Não aparentar a idade que se tem, operações e a rejeição da velhice
Tendemos a confundir ego com orgulho, tal como confundimos temperamento com uma espécie de predisposição para a raiva. Tanto assim que assumimos na nossa imaginação que tanto o ego como o temperamento são aspetos negativos da nossa personalidade (ou da nossa identidade) que devem ser mantidos em segurança. A ideia de rejeitar ou esconder partes de nós próprios que podem ser menos agradáveis aos olhos de um terceiro (um terceiro indefinido, um terceiro que pode nem sequer estar a olhar para nós) é reforçada no contexto de uma sociedade que parece estar a ter dificuldades em aceitar-se a si própria. A nossa sociedade exalta o que considera virtudes e certos atos, como se fossem heróicos ou mais simbólicos e profundos do que realmente são, enquanto rejeita, obscurece ou simplesmente torna os outros invisíveis. Esta rejeição não é necessariamente porque estes últimos são maus, mas porque parecem estar em desacordo com a linha mais convencional dos valores atuais. Para ser mais claro e provavelmente mais grosseiro: a sociedade, essa entidade por vezes algo tirânica, decidiu quais as atitudes, características e valores que são "porreiros" e quais os que não o são ou que o são pouco.

_LISTAGEM_.
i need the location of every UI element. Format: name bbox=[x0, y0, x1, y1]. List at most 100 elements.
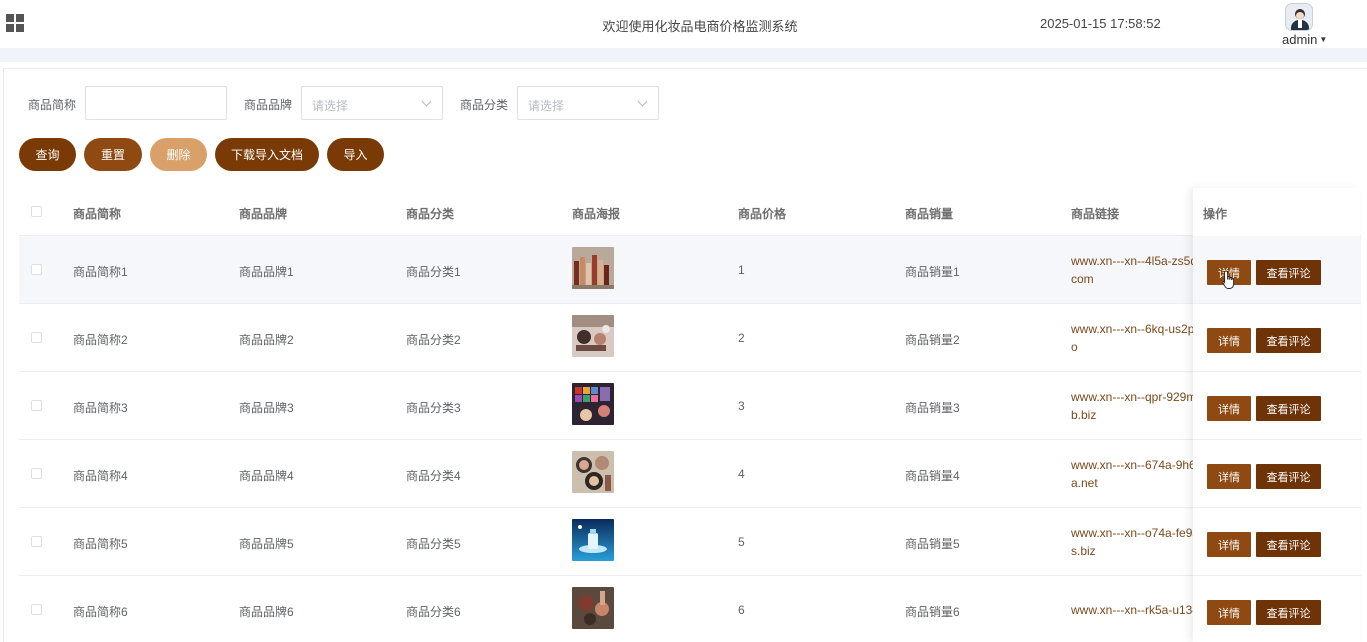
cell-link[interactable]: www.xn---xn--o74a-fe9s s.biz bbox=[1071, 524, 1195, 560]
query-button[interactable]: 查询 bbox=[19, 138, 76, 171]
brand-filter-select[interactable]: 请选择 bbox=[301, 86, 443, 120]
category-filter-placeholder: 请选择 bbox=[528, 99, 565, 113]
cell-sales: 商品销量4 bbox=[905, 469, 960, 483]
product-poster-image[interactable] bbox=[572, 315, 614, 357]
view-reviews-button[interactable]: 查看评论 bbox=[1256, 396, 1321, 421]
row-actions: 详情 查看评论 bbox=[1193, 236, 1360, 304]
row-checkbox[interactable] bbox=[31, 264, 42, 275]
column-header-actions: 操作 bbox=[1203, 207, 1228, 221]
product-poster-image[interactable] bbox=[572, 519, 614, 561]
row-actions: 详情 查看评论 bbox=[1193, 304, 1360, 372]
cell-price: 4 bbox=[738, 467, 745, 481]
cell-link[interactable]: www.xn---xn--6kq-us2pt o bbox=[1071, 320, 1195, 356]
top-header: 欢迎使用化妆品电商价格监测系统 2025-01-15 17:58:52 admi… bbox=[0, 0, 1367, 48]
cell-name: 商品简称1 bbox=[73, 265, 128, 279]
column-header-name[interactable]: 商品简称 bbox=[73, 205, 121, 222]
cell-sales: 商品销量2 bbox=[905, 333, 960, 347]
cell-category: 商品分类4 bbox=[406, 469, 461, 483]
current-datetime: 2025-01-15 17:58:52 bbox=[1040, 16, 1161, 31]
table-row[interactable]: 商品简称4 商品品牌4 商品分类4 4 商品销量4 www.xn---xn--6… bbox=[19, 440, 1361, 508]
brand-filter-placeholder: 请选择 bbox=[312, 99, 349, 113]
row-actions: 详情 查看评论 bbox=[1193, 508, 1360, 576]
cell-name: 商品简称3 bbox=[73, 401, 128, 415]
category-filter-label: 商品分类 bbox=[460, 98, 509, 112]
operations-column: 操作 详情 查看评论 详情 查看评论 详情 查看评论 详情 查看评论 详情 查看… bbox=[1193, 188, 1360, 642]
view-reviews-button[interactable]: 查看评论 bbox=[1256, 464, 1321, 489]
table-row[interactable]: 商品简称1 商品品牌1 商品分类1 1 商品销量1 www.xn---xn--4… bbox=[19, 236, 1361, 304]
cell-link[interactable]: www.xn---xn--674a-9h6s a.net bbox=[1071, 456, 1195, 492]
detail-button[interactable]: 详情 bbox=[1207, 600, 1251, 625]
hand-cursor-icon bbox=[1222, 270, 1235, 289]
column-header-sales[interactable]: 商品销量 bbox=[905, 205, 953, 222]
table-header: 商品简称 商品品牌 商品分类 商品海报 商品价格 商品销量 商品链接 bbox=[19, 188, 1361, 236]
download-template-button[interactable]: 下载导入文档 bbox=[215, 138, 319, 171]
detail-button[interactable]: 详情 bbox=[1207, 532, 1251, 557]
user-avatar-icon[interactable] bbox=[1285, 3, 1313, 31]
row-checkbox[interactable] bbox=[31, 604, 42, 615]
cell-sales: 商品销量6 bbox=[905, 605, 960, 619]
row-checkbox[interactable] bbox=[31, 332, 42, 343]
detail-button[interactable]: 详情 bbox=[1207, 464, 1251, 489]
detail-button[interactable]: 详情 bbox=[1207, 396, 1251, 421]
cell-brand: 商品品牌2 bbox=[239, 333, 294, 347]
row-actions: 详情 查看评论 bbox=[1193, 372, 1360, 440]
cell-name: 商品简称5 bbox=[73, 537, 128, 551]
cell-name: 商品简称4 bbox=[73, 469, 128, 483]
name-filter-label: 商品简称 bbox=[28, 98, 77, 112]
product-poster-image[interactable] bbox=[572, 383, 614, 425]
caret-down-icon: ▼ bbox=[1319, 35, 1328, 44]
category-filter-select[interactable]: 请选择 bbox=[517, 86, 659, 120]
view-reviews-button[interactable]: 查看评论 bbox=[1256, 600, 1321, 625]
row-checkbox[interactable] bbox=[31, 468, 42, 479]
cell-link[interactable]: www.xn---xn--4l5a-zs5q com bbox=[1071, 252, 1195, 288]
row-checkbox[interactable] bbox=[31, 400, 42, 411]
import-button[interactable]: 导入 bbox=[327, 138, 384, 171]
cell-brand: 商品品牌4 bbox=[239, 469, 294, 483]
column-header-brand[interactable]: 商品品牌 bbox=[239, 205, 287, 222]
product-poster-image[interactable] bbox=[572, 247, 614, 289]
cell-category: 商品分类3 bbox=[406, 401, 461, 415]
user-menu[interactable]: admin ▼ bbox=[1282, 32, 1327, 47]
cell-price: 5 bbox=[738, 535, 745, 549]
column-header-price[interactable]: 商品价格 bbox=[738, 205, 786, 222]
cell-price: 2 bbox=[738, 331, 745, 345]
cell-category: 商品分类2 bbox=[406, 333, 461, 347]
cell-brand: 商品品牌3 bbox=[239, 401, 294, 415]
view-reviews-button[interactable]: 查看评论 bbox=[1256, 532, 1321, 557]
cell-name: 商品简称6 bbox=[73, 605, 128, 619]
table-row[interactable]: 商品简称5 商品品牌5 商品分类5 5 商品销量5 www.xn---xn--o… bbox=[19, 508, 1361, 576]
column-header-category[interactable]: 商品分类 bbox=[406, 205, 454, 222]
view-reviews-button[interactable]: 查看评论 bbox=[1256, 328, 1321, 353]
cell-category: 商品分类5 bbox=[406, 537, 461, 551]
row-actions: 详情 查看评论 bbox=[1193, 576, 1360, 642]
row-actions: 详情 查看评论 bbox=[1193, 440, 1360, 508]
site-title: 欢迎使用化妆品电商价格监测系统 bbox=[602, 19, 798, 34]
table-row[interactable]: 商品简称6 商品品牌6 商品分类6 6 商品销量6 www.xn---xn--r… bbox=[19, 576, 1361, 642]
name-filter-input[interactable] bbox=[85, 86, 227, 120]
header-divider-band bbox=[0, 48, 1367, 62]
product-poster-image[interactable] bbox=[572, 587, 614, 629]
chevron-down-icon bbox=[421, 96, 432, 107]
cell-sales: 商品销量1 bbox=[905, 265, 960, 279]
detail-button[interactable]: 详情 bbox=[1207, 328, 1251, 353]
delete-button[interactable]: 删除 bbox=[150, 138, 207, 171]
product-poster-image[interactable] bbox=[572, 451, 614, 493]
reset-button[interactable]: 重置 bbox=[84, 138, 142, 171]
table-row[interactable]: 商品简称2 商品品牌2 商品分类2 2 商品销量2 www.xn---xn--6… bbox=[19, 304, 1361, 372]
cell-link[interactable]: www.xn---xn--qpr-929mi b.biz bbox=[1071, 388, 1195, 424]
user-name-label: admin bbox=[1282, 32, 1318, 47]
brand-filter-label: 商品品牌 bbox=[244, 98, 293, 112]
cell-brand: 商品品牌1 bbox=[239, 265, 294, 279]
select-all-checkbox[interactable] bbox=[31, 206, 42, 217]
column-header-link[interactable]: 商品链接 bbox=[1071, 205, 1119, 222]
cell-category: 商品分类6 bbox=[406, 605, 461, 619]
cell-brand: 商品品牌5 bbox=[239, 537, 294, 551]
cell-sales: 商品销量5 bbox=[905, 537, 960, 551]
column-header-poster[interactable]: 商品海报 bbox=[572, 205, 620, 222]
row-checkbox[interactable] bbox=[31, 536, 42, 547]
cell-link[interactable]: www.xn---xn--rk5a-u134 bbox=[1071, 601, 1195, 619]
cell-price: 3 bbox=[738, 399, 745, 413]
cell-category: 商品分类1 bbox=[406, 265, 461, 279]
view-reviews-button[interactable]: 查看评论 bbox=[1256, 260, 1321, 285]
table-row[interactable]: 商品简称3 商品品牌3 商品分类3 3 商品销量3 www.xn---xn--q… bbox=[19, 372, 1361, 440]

* * *

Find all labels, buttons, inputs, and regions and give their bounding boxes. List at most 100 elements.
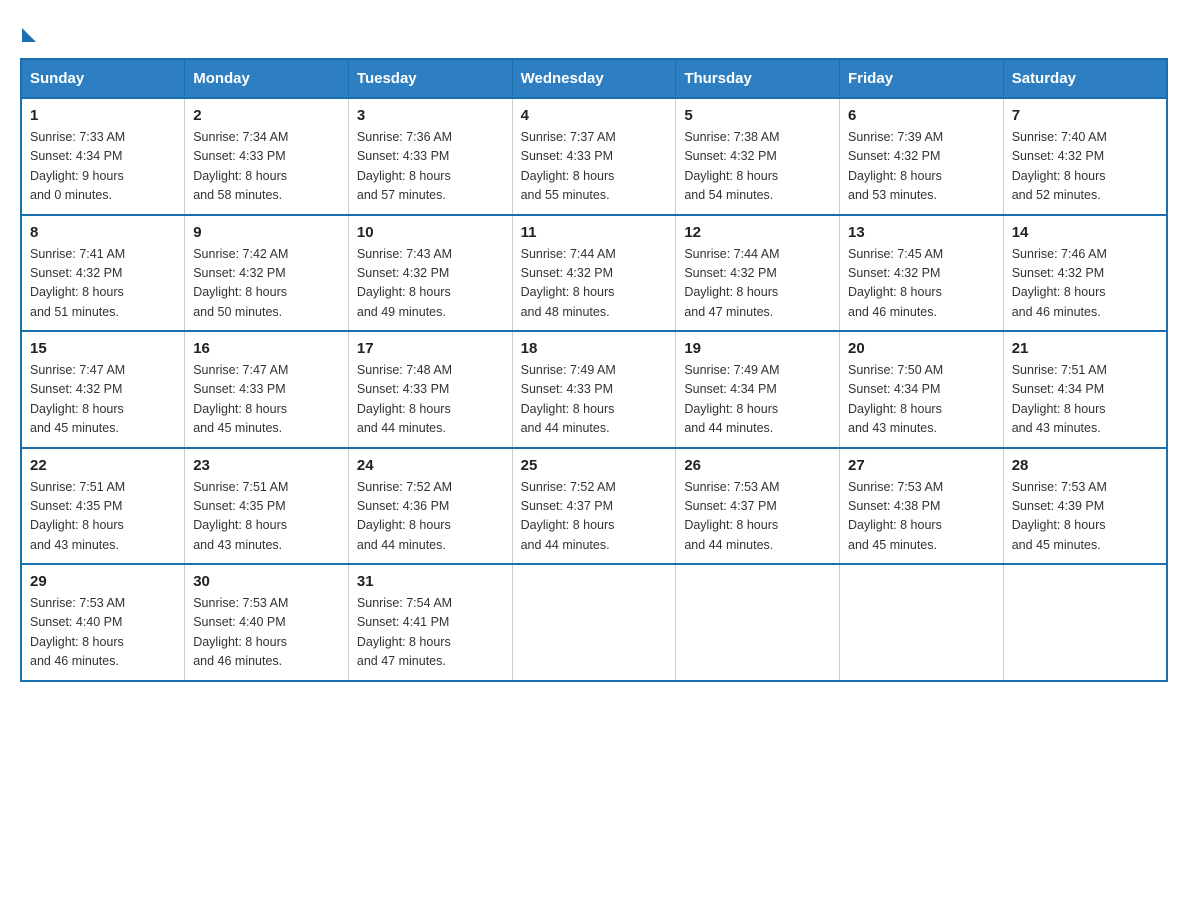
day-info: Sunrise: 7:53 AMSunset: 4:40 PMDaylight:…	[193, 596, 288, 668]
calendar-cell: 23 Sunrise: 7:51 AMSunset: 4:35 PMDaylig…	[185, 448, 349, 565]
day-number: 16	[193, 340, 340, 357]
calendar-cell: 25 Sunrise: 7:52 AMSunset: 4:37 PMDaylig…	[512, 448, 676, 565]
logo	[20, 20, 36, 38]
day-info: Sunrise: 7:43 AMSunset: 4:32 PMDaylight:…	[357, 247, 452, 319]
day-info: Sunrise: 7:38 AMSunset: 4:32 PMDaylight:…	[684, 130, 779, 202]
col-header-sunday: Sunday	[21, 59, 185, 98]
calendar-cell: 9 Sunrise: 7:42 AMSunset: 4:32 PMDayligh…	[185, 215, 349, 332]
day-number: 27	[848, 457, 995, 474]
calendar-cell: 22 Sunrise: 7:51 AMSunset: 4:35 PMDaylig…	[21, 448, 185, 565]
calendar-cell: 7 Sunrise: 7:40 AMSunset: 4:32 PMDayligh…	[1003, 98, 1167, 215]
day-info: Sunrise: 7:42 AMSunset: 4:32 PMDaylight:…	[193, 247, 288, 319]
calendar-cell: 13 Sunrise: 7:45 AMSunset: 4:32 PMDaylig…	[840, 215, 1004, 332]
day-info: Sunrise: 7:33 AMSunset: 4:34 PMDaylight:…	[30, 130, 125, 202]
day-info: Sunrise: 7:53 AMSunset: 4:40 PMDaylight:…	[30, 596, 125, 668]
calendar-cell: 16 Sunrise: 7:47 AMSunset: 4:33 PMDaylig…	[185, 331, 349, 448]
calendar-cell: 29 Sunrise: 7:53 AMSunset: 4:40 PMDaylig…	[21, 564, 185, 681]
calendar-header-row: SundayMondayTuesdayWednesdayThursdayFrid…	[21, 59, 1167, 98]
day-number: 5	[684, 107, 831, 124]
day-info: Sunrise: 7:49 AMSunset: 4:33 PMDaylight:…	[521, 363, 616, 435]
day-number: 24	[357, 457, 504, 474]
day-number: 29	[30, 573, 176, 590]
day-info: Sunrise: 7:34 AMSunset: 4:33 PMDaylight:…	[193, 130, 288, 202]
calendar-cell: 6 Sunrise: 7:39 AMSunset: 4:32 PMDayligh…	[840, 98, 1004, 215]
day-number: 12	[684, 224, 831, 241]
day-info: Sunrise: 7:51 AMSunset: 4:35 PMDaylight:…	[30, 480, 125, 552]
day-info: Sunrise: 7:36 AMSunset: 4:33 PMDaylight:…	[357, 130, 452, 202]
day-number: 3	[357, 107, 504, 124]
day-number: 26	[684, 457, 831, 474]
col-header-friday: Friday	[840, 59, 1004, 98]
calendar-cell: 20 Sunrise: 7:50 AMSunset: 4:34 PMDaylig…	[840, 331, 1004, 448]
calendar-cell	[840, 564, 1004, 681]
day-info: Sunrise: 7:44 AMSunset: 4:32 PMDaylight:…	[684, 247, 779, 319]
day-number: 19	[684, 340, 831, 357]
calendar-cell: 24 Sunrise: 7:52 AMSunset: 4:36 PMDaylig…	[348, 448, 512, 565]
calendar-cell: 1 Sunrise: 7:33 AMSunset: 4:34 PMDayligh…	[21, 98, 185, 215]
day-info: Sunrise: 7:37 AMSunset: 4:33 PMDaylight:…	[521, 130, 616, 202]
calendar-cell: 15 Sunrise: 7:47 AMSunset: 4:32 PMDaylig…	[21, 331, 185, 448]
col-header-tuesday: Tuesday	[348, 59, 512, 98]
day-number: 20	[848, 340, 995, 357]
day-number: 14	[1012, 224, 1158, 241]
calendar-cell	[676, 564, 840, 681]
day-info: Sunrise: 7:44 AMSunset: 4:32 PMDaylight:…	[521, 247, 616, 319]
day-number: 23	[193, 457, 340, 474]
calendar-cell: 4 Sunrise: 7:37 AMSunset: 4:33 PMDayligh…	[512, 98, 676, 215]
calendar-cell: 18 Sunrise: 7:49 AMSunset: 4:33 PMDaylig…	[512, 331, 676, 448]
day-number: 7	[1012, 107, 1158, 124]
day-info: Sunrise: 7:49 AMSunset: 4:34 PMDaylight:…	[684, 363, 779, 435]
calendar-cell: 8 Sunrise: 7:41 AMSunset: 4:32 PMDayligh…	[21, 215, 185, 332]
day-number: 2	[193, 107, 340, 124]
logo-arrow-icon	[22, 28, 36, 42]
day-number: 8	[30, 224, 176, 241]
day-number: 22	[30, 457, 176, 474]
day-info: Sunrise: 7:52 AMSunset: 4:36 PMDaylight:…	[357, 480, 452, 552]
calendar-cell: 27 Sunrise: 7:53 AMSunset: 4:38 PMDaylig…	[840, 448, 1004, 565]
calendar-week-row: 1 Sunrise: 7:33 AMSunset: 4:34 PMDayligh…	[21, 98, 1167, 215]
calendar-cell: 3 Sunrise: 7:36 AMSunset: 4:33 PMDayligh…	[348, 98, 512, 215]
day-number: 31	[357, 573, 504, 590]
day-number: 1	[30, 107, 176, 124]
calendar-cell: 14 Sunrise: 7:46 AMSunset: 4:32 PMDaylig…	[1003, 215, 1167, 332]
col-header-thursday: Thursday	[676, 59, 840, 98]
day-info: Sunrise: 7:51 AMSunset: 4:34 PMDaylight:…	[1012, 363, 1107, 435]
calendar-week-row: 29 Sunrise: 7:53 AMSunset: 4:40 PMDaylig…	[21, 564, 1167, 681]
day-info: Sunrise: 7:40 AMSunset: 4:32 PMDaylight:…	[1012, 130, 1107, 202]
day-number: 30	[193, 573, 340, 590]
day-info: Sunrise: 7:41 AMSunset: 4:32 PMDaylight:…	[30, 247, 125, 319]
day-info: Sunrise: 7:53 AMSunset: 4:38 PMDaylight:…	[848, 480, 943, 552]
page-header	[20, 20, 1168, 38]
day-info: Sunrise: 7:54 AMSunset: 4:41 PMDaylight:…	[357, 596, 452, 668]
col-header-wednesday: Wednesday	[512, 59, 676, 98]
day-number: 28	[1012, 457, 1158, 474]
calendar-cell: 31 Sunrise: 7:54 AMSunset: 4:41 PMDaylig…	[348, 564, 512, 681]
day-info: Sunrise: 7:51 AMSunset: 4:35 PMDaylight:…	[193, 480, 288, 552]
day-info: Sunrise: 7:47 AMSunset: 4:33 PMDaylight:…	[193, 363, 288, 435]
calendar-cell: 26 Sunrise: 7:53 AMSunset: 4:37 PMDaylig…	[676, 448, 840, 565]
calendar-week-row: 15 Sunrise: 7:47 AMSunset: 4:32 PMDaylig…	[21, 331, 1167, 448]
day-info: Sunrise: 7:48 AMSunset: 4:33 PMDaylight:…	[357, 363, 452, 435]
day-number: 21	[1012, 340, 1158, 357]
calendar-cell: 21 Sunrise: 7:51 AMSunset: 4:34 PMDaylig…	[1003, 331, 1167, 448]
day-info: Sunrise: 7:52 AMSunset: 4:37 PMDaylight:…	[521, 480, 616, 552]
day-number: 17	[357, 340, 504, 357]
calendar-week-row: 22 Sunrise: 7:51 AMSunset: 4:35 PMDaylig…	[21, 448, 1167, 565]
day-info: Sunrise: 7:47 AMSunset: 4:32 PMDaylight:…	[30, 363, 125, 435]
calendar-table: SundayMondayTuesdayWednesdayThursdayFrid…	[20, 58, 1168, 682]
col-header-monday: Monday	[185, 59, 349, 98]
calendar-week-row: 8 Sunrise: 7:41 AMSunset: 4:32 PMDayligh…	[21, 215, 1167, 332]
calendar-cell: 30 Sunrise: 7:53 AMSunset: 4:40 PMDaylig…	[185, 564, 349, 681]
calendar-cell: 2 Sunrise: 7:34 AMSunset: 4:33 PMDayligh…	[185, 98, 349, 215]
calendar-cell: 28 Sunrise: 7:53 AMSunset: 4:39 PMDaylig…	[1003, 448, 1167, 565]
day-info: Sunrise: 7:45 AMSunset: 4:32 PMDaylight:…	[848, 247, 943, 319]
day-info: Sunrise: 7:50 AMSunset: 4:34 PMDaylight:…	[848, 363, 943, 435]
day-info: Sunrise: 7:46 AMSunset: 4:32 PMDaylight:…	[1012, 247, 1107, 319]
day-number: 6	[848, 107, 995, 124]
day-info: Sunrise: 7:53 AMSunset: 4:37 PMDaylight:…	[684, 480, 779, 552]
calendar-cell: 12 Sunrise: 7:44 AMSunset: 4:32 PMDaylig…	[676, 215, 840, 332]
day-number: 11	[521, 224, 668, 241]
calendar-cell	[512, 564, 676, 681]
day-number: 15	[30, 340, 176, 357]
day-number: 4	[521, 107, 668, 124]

_OBJETIVO DA TAREFA_.
Responda, com base no texto citado, às perguntas seguintes:
(a) Com que tendemos a confundir o ego?
(b) Com que confundimos o temperamento?
(c) Segundo o texto, por que motivo a sociedade rejeita certos atos e valores?
Os registos não têm qualquer papel neste exercício.

_RESULTADO DO EXERCÍCIO_.
(a) Com o orgulho.
(b) Com uma espécie de predisposição para a raiva.
(c) Não necessariamente por serem maus, mas por parecerem estar em desacordo com a linha mais convencional dos valores atuais.